Directions. Print the entries that appear below, exactly as written and without their pictures.
════════
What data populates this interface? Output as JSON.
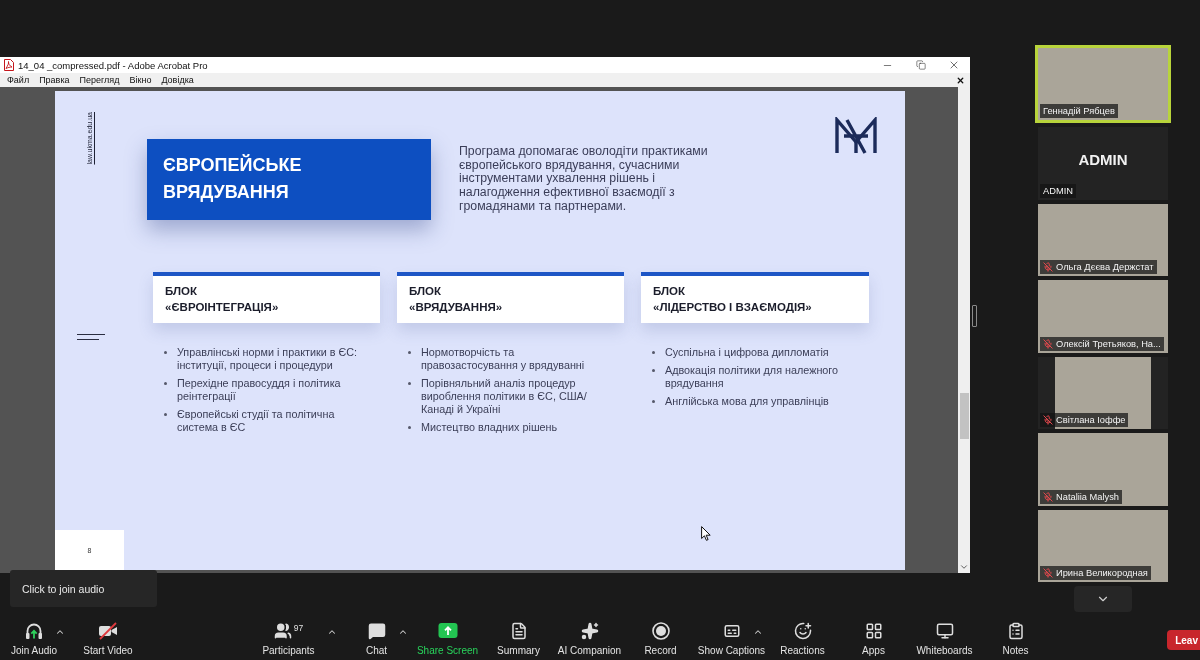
{
  "pdf_window": {
    "title": "14_04 _compressed.pdf - Adobe Acrobat Pro",
    "menu": [
      "Файл",
      "Правка",
      "Перегляд",
      "Вікно",
      "Довідка"
    ]
  },
  "slide": {
    "site": "law.ukma.edu.ua",
    "title": "ЄВРОПЕЙСЬКЕ ВРЯДУВАННЯ",
    "intro": "Програма допомагає оволодіти практиками європейського врядування, сучасними інструментами ухвалення рішень і налагодження ефективної взаємодії з громадянами та партнерами.",
    "blocks": [
      {
        "label": "БЛОК",
        "title": "«ЄВРОІНТЕГРАЦІЯ»",
        "items": [
          "Управлінські норми і практики в ЄС: інституції, процеси і процедури",
          "Перехідне правосуддя і політика реінтеграції",
          "Європейські студії та політична система в ЄС"
        ]
      },
      {
        "label": "БЛОК",
        "title": "«ВРЯДУВАННЯ»",
        "items": [
          "Нормотворчість та правозастосування у врядуванні",
          "Порівняльний аналіз процедур вироблення політики в ЄС, США/ Канаді й Україні",
          "Мистецтво владних рішень"
        ]
      },
      {
        "label": "БЛОК",
        "title": "«ЛІДЕРСТВО І ВЗАЄМОДІЯ»",
        "items": [
          "Суспільна і цифрова дипломатія",
          "Адвокація політики для належного врядування",
          "Англійська мова для управлінців"
        ]
      }
    ],
    "page_number": "8"
  },
  "participants": [
    {
      "kind": "video",
      "name": "Геннадій Рябцев",
      "muted": false,
      "active_speaker": true
    },
    {
      "kind": "name-card",
      "card_text": "ADMIN",
      "name": "ADMIN",
      "muted": false,
      "active_speaker": false
    },
    {
      "kind": "video",
      "name": "Ольга Дєєва Держстат",
      "muted": true,
      "active_speaker": false
    },
    {
      "kind": "video",
      "name": "Олексій Третьяков, На...",
      "muted": true,
      "active_speaker": false
    },
    {
      "kind": "video-pillarbox",
      "name": "Світлана Іоффе",
      "muted": true,
      "active_speaker": false
    },
    {
      "kind": "video",
      "name": "Nataliia Malysh",
      "muted": true,
      "active_speaker": false
    },
    {
      "kind": "video",
      "name": "Ирина Великородная",
      "muted": true,
      "active_speaker": false
    }
  ],
  "tooltip": "Click to join audio",
  "toolbar": {
    "left": [
      {
        "kind": "audio",
        "label": "Join Audio",
        "menu": true
      },
      {
        "kind": "video",
        "label": "Start Video",
        "menu": false
      }
    ],
    "center": [
      {
        "kind": "participants",
        "label": "Participants",
        "count": "97",
        "menu": true
      },
      {
        "kind": "chat",
        "label": "Chat",
        "menu": true
      },
      {
        "kind": "share",
        "label": "Share Screen",
        "menu": false
      },
      {
        "kind": "summary",
        "label": "Summary",
        "menu": false
      },
      {
        "kind": "ai",
        "label": "AI Companion",
        "menu": false
      },
      {
        "kind": "record",
        "label": "Record",
        "menu": false
      },
      {
        "kind": "captions",
        "label": "Show Captions",
        "menu": true
      },
      {
        "kind": "reactions",
        "label": "Reactions",
        "menu": false
      },
      {
        "kind": "apps",
        "label": "Apps",
        "menu": false
      },
      {
        "kind": "whiteboards",
        "label": "Whiteboards",
        "menu": false
      },
      {
        "kind": "notes",
        "label": "Notes",
        "menu": false
      }
    ],
    "leave": "Leav"
  }
}
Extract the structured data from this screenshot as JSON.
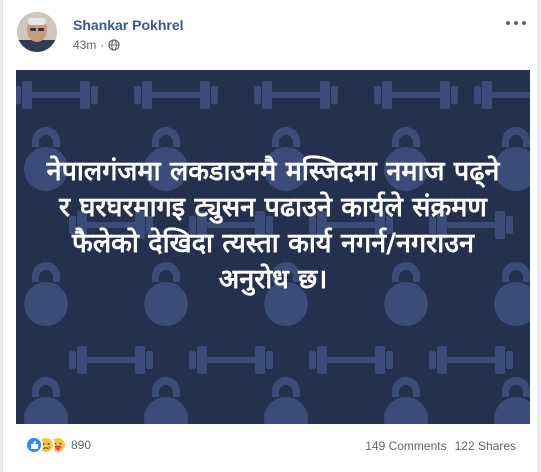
{
  "post": {
    "author": "Shankar Pokhrel",
    "time": "43m",
    "privacy_icon": "globe-icon",
    "image_text": "नेपालगंजमा लकडाउनमै मस्जिदमा नमाज पढ्ने र घरघरमागइ ट्युसन पढाउने कार्यले संक्रमण फैलेको देखिदा त्यस्ता कार्य नगर्न/नगराउन अनुरोध छ।",
    "image_bg_color": "#24314e",
    "image_pattern_icons": [
      "kettlebell-icon",
      "dumbbell-icon"
    ]
  },
  "engagement": {
    "reaction_icons": [
      "like-reaction-icon",
      "sad-reaction-icon",
      "care-reaction-icon"
    ],
    "reactions_count": "890",
    "comments": "149 Comments",
    "shares": "122 Shares"
  }
}
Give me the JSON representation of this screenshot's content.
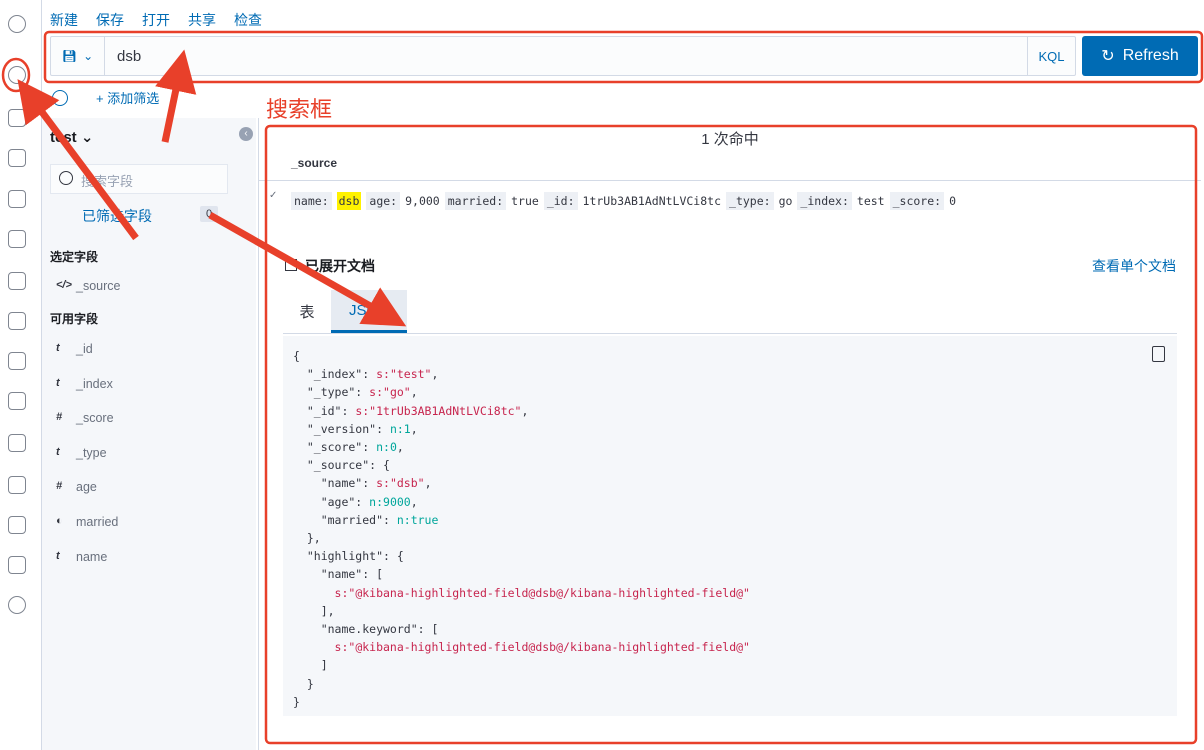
════════
Correct result.
What data populates this interface? Output as JSON.
{
  "pdf_window": {
    "title": "14_04 _compressed.pdf - Adobe Acrobat Pro",
    "menu": [
      "Файл",
      "Правка",
      "Перегляд",
      "Вікно",
      "Довідка"
    ]
  },
  "slide": {
    "site": "law.ukma.edu.ua",
    "title": "ЄВРОПЕЙСЬКЕ ВРЯДУВАННЯ",
    "intro": "Програма допомагає оволодіти практиками європейського врядування, сучасними інструментами ухвалення рішень і налагодження ефективної взаємодії з громадянами та партнерами.",
    "blocks": [
      {
        "label": "БЛОК",
        "title": "«ЄВРОІНТЕГРАЦІЯ»",
        "items": [
          "Управлінські норми і практики в ЄС: інституції, процеси і процедури",
          "Перехідне правосуддя і політика реінтеграції",
          "Європейські студії та політична система в ЄС"
        ]
      },
      {
        "label": "БЛОК",
        "title": "«ВРЯДУВАННЯ»",
        "items": [
          "Нормотворчість та правозастосування у врядуванні",
          "Порівняльний аналіз процедур вироблення політики в ЄС, США/ Канаді й Україні",
          "Мистецтво владних рішень"
        ]
      },
      {
        "label": "БЛОК",
        "title": "«ЛІДЕРСТВО І ВЗАЄМОДІЯ»",
        "items": [
          "Суспільна і цифрова дипломатія",
          "Адвокація політики для належного врядування",
          "Англійська мова для управлінців"
        ]
      }
    ],
    "page_number": "8"
  },
  "participants": [
    {
      "kind": "video",
      "name": "Геннадій Рябцев",
      "muted": false,
      "active_speaker": true
    },
    {
      "kind": "name-card",
      "card_text": "ADMIN",
      "name": "ADMIN",
      "muted": false,
      "active_speaker": false
    },
    {
      "kind": "video",
      "name": "Ольга Дєєва Держстат",
      "muted": true,
      "active_speaker": false
    },
    {
      "kind": "video",
      "name": "Олексій Третьяков, На...",
      "muted": true,
      "active_speaker": false
    },
    {
      "kind": "video-pillarbox",
      "name": "Світлана Іоффе",
      "muted": true,
      "active_speaker": false
    },
    {
      "kind": "video",
      "name": "Nataliia Malysh",
      "muted": true,
      "active_speaker": false
    },
    {
      "kind": "video",
      "name": "Ирина Великородная",
      "muted": true,
      "active_speaker": false
    }
  ],
  "tooltip": "Click to join audio",
  "toolbar": {
    "left": [
      {
        "kind": "audio",
        "label": "Join Audio",
        "menu": true
      },
      {
        "kind": "video",
        "label": "Start Video",
        "menu": false
      }
    ],
    "center": [
      {
        "kind": "participants",
        "label": "Participants",
        "count": "97",
        "menu": true
      },
      {
        "kind": "chat",
        "label": "Chat",
        "menu": true
      },
      {
        "kind": "share",
        "label": "Share Screen",
        "menu": false
      },
      {
        "kind": "summary",
        "label": "Summary",
        "menu": false
      },
      {
        "kind": "ai",
        "label": "AI Companion",
        "menu": false
      },
      {
        "kind": "record",
        "label": "Record",
        "menu": false
      },
      {
        "kind": "captions",
        "label": "Show Captions",
        "menu": true
      },
      {
        "kind": "reactions",
        "label": "Reactions",
        "menu": false
      },
      {
        "kind": "apps",
        "label": "Apps",
        "menu": false
      },
      {
        "kind": "whiteboards",
        "label": "Whiteboards",
        "menu": false
      },
      {
        "kind": "notes",
        "label": "Notes",
        "menu": false
      }
    ],
    "leave": "Leav"
  }
}
Extract the structured data from this screenshot as JSON.
{
  "post": {
    "author": "Shankar Pokhrel",
    "time": "43m",
    "privacy_icon": "globe-icon",
    "image_text": "नेपालगंजमा लकडाउनमै मस्जिदमा नमाज पढ्ने र घरघरमागइ ट्युसन पढाउने कार्यले संक्रमण फैलेको देखिदा त्यस्ता कार्य नगर्न/नगराउन अनुरोध छ।",
    "image_bg_color": "#24314e",
    "image_pattern_icons": [
      "kettlebell-icon",
      "dumbbell-icon"
    ]
  },
  "engagement": {
    "reaction_icons": [
      "like-reaction-icon",
      "sad-reaction-icon",
      "care-reaction-icon"
    ],
    "reactions_count": "890",
    "comments": "149 Comments",
    "shares": "122 Shares"
  }
}
Give me the JSON representation of this screenshot's content.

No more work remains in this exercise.